Aim:
Exact repetition is required: output every record in full.

Data listing:

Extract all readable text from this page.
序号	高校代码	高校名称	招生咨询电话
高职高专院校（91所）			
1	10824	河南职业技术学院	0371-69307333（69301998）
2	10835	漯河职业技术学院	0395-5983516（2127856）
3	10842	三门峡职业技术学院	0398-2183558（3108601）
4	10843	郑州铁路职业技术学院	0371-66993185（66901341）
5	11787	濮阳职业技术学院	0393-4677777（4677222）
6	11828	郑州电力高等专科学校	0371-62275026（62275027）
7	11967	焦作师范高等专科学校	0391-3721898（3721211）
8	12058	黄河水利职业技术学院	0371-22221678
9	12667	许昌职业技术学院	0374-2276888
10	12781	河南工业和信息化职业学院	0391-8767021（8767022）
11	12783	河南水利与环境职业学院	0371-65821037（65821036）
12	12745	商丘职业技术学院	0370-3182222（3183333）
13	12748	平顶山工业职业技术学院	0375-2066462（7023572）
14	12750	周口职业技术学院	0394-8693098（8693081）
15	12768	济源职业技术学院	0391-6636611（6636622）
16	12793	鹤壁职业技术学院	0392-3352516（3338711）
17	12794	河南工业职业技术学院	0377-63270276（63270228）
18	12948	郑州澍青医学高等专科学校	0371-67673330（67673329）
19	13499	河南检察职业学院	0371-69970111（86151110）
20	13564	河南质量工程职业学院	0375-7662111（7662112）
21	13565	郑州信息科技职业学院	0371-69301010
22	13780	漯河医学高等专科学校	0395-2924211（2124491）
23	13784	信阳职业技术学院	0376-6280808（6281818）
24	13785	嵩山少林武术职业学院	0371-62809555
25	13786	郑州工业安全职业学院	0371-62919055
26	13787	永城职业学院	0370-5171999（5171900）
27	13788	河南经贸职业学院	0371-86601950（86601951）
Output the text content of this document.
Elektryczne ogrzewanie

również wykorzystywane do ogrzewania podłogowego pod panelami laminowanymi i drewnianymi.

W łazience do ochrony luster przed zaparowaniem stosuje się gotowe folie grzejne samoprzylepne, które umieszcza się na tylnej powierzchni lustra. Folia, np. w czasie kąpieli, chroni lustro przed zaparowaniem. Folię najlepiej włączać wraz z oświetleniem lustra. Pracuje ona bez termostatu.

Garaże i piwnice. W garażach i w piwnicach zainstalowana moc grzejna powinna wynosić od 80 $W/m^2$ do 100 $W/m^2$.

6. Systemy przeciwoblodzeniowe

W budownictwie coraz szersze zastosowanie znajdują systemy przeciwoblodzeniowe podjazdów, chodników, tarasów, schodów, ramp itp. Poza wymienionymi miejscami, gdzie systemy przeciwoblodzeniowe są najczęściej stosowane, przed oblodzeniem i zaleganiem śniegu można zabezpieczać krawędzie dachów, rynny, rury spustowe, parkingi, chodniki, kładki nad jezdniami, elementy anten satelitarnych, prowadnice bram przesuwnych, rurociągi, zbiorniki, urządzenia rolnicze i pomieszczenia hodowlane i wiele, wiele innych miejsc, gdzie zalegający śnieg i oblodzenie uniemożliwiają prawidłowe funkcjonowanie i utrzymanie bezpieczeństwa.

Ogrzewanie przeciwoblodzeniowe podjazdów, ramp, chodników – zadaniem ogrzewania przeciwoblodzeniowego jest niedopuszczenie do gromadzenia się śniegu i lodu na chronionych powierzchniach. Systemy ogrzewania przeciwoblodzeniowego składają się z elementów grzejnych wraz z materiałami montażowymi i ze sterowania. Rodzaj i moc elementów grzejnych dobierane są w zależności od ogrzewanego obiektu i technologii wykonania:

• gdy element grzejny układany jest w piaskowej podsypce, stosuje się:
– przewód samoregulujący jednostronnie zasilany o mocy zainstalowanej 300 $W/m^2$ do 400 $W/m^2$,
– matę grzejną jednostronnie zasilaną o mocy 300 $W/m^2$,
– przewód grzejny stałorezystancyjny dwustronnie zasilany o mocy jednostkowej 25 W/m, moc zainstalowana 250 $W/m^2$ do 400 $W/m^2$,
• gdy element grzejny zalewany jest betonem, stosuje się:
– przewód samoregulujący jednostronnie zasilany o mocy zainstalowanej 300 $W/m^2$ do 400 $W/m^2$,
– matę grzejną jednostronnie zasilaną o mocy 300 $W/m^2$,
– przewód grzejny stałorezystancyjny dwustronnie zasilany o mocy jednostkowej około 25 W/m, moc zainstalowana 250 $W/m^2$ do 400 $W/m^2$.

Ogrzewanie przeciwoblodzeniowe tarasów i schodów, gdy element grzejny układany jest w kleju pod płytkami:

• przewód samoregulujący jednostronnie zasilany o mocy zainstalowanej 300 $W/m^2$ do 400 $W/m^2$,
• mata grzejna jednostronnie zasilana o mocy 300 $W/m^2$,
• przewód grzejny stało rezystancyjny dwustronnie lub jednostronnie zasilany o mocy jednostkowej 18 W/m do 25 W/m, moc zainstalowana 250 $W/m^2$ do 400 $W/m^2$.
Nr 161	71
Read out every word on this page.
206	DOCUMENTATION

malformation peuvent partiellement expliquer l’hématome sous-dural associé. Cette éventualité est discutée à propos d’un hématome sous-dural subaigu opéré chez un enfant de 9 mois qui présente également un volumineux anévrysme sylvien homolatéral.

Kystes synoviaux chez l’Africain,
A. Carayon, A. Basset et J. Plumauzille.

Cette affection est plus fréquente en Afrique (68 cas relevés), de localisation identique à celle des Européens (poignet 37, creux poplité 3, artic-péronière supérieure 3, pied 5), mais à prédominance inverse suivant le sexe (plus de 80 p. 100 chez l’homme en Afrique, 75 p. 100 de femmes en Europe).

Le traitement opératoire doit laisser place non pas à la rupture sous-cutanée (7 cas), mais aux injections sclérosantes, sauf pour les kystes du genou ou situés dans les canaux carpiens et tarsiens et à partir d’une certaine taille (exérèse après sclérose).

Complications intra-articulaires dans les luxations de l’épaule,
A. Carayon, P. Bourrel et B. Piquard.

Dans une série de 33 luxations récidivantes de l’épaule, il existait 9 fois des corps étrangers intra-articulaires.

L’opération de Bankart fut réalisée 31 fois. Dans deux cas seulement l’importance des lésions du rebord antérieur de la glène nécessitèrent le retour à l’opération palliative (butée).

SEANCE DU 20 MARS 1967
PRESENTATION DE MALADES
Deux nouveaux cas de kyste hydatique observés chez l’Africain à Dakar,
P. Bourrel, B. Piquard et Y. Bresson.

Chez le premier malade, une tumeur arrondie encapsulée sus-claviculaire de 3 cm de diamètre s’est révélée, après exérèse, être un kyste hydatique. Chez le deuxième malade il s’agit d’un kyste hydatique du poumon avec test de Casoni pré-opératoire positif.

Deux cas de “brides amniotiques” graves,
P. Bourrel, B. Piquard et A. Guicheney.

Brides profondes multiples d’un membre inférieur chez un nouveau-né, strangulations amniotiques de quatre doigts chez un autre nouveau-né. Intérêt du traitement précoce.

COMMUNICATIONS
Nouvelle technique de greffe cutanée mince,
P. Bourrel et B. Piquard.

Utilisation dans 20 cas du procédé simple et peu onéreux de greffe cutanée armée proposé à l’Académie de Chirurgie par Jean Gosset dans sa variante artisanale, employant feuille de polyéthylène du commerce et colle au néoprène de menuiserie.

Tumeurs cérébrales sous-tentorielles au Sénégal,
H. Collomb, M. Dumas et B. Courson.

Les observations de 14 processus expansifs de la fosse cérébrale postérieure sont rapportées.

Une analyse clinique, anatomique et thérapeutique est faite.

Expected answer:
Extract all readable text from this page.
序号	高校代码	高校名称	招生咨询电话
高职高专院校（91所）			
1	10824	河南职业技术学院	0371-69307333（69301998）
2	10835	漯河职业技术学院	0395-5983516（2127856）
3	10842	三门峡职业技术学院	0398-2183558（3108601）
4	10843	郑州铁路职业技术学院	0371-66993185（66901341）
5	11787	濮阳职业技术学院	0393-4677777（4677222）
6	11828	郑州电力高等专科学校	0371-62275026（62275027）
7	11967	焦作师范高等专科学校	0391-3721898（3721211）
8	12058	黄河水利职业技术学院	0371-22221678
9	12667	许昌职业技术学院	0374-2276888
10	12781	河南工业和信息化职业学院	0391-8767021（8767022）
11	12783	河南水利与环境职业学院	0371-65821037（65821036）
12	12745	商丘职业技术学院	0370-3182222（3183333）
13	12748	平顶山工业职业技术学院	0375-2066462（7023572）
14	12750	周口职业技术学院	0394-8693098（8693081）
15	12768	济源职业技术学院	0391-6636611（6636622）
16	12793	鹤壁职业技术学院	0392-3352516（3338711）
17	12794	河南工业职业技术学院	0377-63270276（63270228）
18	12948	郑州澍青医学高等专科学校	0371-67673330（67673329）
19	13499	河南检察职业学院	0371-69970111（86151110）
20	13564	河南质量工程职业学院	0375-7662111（7662112）
21	13565	郑州信息科技职业学院	0371-69301010
22	13780	漯河医学高等专科学校	0395-2924211（2124491）
23	13784	信阳职业技术学院	0376-6280808（6281818）
24	13785	嵩山少林武术职业学院	0371-62809555
25	13786	郑州工业安全职业学院	0371-62919055
26	13787	永城职业学院	0370-5171999（5171900）
27	13788	河南经贸职业学院	0371-86601950（86601951）
Output the text content of this document.
Elektryczne ogrzewanie

również wykorzystywane do ogrzewania podłogowego pod panelami laminowanymi i drewnianymi.

W łazience do ochrony luster przed zaparowaniem stosuje się gotowe folie grzejne samoprzylepne, które umieszcza się na tylnej powierzchni lustra. Folia, np. w czasie kąpieli, chroni lustro przed zaparowaniem. Folię najlepiej włączać wraz z oświetleniem lustra. Pracuje ona bez termostatu.

Garaże i piwnice. W garażach i w piwnicach zainstalowana moc grzejna powinna wynosić od 80 $W/m^2$ do 100 $W/m^2$.

6. Systemy przeciwoblodzeniowe

W budownictwie coraz szersze zastosowanie znajdują systemy przeciwoblodzeniowe podjazdów, chodników, tarasów, schodów, ramp itp. Poza wymienionymi miejscami, gdzie systemy przeciwoblodzeniowe są najczęściej stosowane, przed oblodzeniem i zaleganiem śniegu można zabezpieczać krawędzie dachów, rynny, rury spustowe, parkingi, chodniki, kładki nad jezdniami, elementy anten satelitarnych, prowadnice bram przesuwnych, rurociągi, zbiorniki, urządzenia rolnicze i pomieszczenia hodowlane i wiele, wiele innych miejsc, gdzie zalegający śnieg i oblodzenie uniemożliwiają prawidłowe funkcjonowanie i utrzymanie bezpieczeństwa.

Ogrzewanie przeciwoblodzeniowe podjazdów, ramp, chodników – zadaniem ogrzewania przeciwoblodzeniowego jest niedopuszczenie do gromadzenia się śniegu i lodu na chronionych powierzchniach. Systemy ogrzewania przeciwoblodzeniowego składają się z elementów grzejnych wraz z materiałami montażowymi i ze sterowania. Rodzaj i moc elementów grzejnych dobierane są w zależności od ogrzewanego obiektu i technologii wykonania:

• gdy element grzejny układany jest w piaskowej podsypce, stosuje się:
– przewód samoregulujący jednostronnie zasilany o mocy zainstalowanej 300 $W/m^2$ do 400 $W/m^2$,
– matę grzejną jednostronnie zasilaną o mocy 300 $W/m^2$,
– przewód grzejny stałorezystancyjny dwustronnie zasilany o mocy jednostkowej 25 W/m, moc zainstalowana 250 $W/m^2$ do 400 $W/m^2$,
• gdy element grzejny zalewany jest betonem, stosuje się:
– przewód samoregulujący jednostronnie zasilany o mocy zainstalowanej 300 $W/m^2$ do 400 $W/m^2$,
– matę grzejną jednostronnie zasilaną o mocy 300 $W/m^2$,
– przewód grzejny stałorezystancyjny dwustronnie zasilany o mocy jednostkowej około 25 W/m, moc zainstalowana 250 $W/m^2$ do 400 $W/m^2$.

Ogrzewanie przeciwoblodzeniowe tarasów i schodów, gdy element grzejny układany jest w kleju pod płytkami:

• przewód samoregulujący jednostronnie zasilany o mocy zainstalowanej 300 $W/m^2$ do 400 $W/m^2$,
• mata grzejna jednostronnie zasilana o mocy 300 $W/m^2$,
• przewód grzejny stało rezystancyjny dwustronnie lub jednostronnie zasilany o mocy jednostkowej 18 W/m do 25 W/m, moc zainstalowana 250 $W/m^2$ do 400 $W/m^2$.
Nr 161	71
Read out every word on this page.
206	DOCUMENTATION

malformation peuvent partiellement expliquer l’hématome sous-dural associé. Cette éventualité est discutée à propos d’un hématome sous-dural subaigu opéré chez un enfant de 9 mois qui présente également un volumineux anévrysme sylvien homolatéral.

Kystes synoviaux chez l’Africain,
A. Carayon, A. Basset et J. Plumauzille.

Cette affection est plus fréquente en Afrique (68 cas relevés), de localisation identique à celle des Européens (poignet 37, creux poplité 3, artic-péronière supérieure 3, pied 5), mais à prédominance inverse suivant le sexe (plus de 80 p. 100 chez l’homme en Afrique, 75 p. 100 de femmes en Europe).

Le traitement opératoire doit laisser place non pas à la rupture sous-cutanée (7 cas), mais aux injections sclérosantes, sauf pour les kystes du genou ou situés dans les canaux carpiens et tarsiens et à partir d’une certaine taille (exérèse après sclérose).

Complications intra-articulaires dans les luxations de l’épaule,
A. Carayon, P. Bourrel et B. Piquard.

Dans une série de 33 luxations récidivantes de l’épaule, il existait 9 fois des corps étrangers intra-articulaires.

L’opération de Bankart fut réalisée 31 fois. Dans deux cas seulement l’importance des lésions du rebord antérieur de la glène nécessitèrent le retour à l’opération palliative (butée).

SEANCE DU 20 MARS 1967
PRESENTATION DE MALADES
Deux nouveaux cas de kyste hydatique observés chez l’Africain à Dakar,
P. Bourrel, B. Piquard et Y. Bresson.

Chez le premier malade, une tumeur arrondie encapsulée sus-claviculaire de 3 cm de diamètre s’est révélée, après exérèse, être un kyste hydatique. Chez le deuxième malade il s’agit d’un kyste hydatique du poumon avec test de Casoni pré-opératoire positif.

Deux cas de “brides amniotiques” graves,
P. Bourrel, B. Piquard et A. Guicheney.

Brides profondes multiples d’un membre inférieur chez un nouveau-né, strangulations amniotiques de quatre doigts chez un autre nouveau-né. Intérêt du traitement précoce.

COMMUNICATIONS
Nouvelle technique de greffe cutanée mince,
P. Bourrel et B. Piquard.

Utilisation dans 20 cas du procédé simple et peu onéreux de greffe cutanée armée proposé à l’Académie de Chirurgie par Jean Gosset dans sa variante artisanale, employant feuille de polyéthylène du commerce et colle au néoprène de menuiserie.

Tumeurs cérébrales sous-tentorielles au Sénégal,
H. Collomb, M. Dumas et B. Courson.

Les observations de 14 processus expansifs de la fosse cérébrale postérieure sont rapportées.

Une analyse clinique, anatomique et thérapeutique est faite.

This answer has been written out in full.